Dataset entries
- - - -

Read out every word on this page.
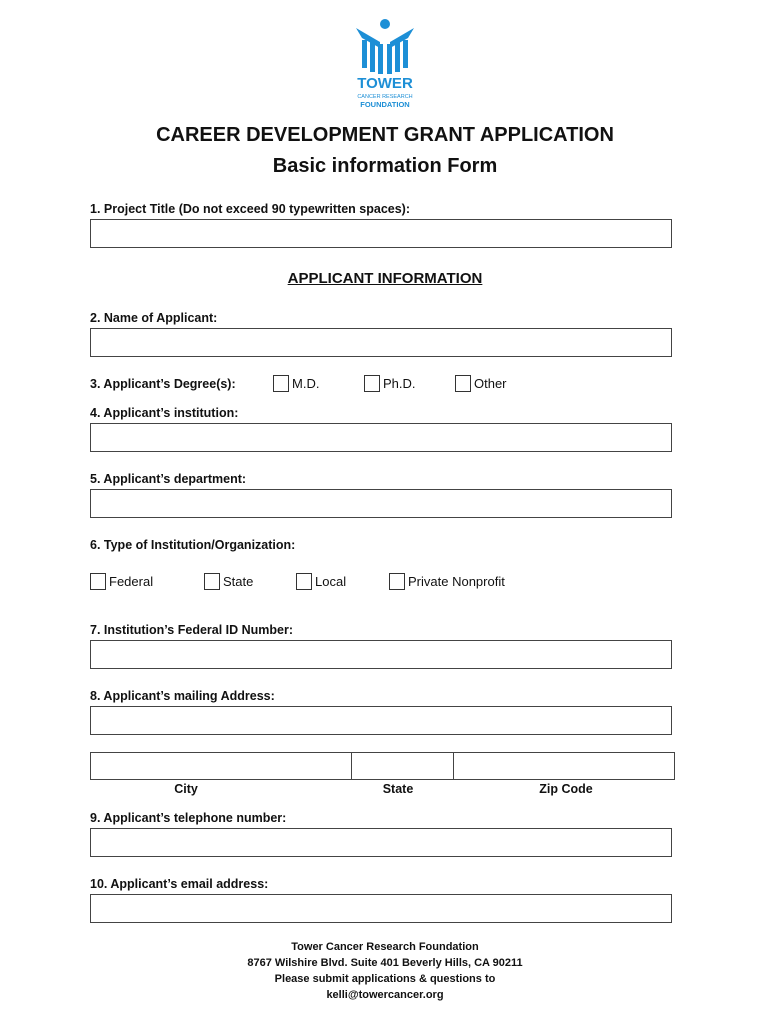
TOWER
CANCER RESEARCH
FOUNDATION
CAREER DEVELOPMENT GRANT APPLICATION
Basic information Form
1. Project Title (Do not exceed 90 typewritten spaces):
APPLICANT INFORMATION
2. Name of Applicant:
3. Applicant’s Degree(s):	M.D.	Ph.D.	Other
4. Applicant’s institution:
5. Applicant’s department:
6. Type of Institution/Organization:
Federal	State	Local	Private Nonprofit
7. Institution’s Federal ID Number:
8. Applicant’s mailing Address:
City	State	Zip Code
9. Applicant’s telephone number:
10. Applicant’s email address:
Tower Cancer Research Foundation
8767 Wilshire Blvd. Suite 401 Beverly Hills, CA 90211
Please submit applications & questions to
kelli@towercancer.org
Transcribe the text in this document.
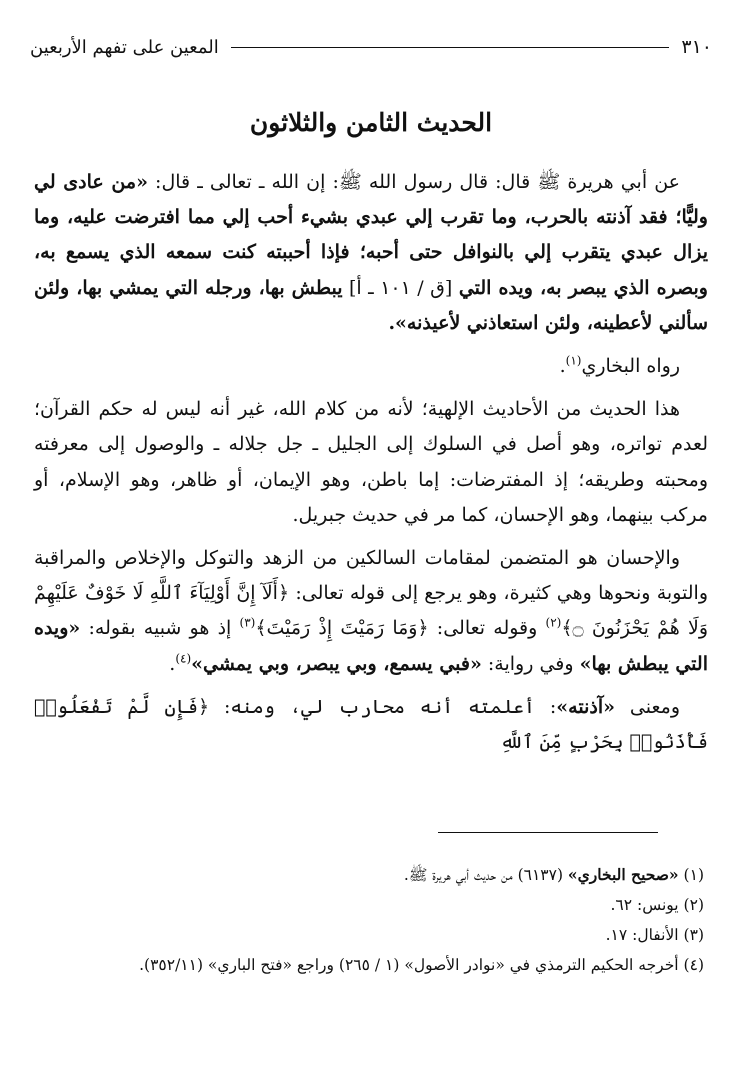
٣١٠
المعين على تفهم الأربعين
الحديث الثامن والثلاثون

عن أبي هريرة ﷺ قال: قال رسول الله ﷺ: إن الله ـ تعالى ـ قال: «من عادى لي وليًّا؛ فقد آذنته بالحرب، وما تقرب إلي عبدي بشيء أحب إلي مما افترضت عليه، وما يزال عبدي يتقرب إلي بالنوافل حتى أحبه؛ فإذا أحببته كنت سمعه الذي يسمع به، وبصره الذي يبصر به، ويده التي [ق / ١٠١ ـ أ] يبطش بها، ورجله التي يمشي بها، ولئن سألني لأعطينه، ولئن استعاذني لأعيذنه».

رواه البخاري$^{(١)}$.

هذا الحديث من الأحاديث الإلهية؛ لأنه من كلام الله، غير أنه ليس له حكم القرآن؛ لعدم تواتره، وهو أصل في السلوك إلى الجليل ـ جل جلاله ـ والوصول إلى معرفته ومحبته وطريقه؛ إذ المفترضات: إما باطن، وهو الإيمان، أو ظاهر، وهو الإسلام، أو مركب بينهما، وهو الإحسان، كما مر في حديث جبريل.

والإحسان هو المتضمن لمقامات السالكين من الزهد والتوكل والإخلاص والمراقبة والتوبة ونحوها وهي كثيرة، وهو يرجع إلى قوله تعالى: ﴿أَلَآ إِنَّ أَوْلِيَآءَ ٱللَّهِ لَا خَوْفٌ عَلَيْهِمْ وَلَا هُمْ يَحْزَنُونَ ۝﴾$^{(٢)}$ وقوله تعالى: ﴿وَمَا رَمَيْتَ إِذْ رَمَيْتَ﴾$^{(٣)}$ إذ هو شبيه بقوله: «ويده التي يبطش بها» وفي رواية: «فبي يسمع، وبي يبصر، وبي يمشي»$^{(٤)}$.

ومعنى «آذنته»: أعلمته أنه محارب لي، ومنه: ﴿فَإِن لَّمْ تَفْعَلُوا۟ فَأْذَنُوا۟ بِحَرْبٍ مِّنَ ٱللَّهِ

(١) «صحيح البخاري» (٦١٣٧) من حديث أبي هريرة ﷺ.
(٢) يونس: ٦٢.
(٣) الأنفال: ١٧.
(٤) أخرجه الحكيم الترمذي في «نوادر الأصول» (١ / ٢٦٥) وراجع «فتح الباري» (٣٥٢/١١).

- - - -

§ Exercise details
Search the records for the word "State" and copy every line where it occurs.

§ Answer below
Federal	State	Local	Private Nonprofit
City	State	Zip Code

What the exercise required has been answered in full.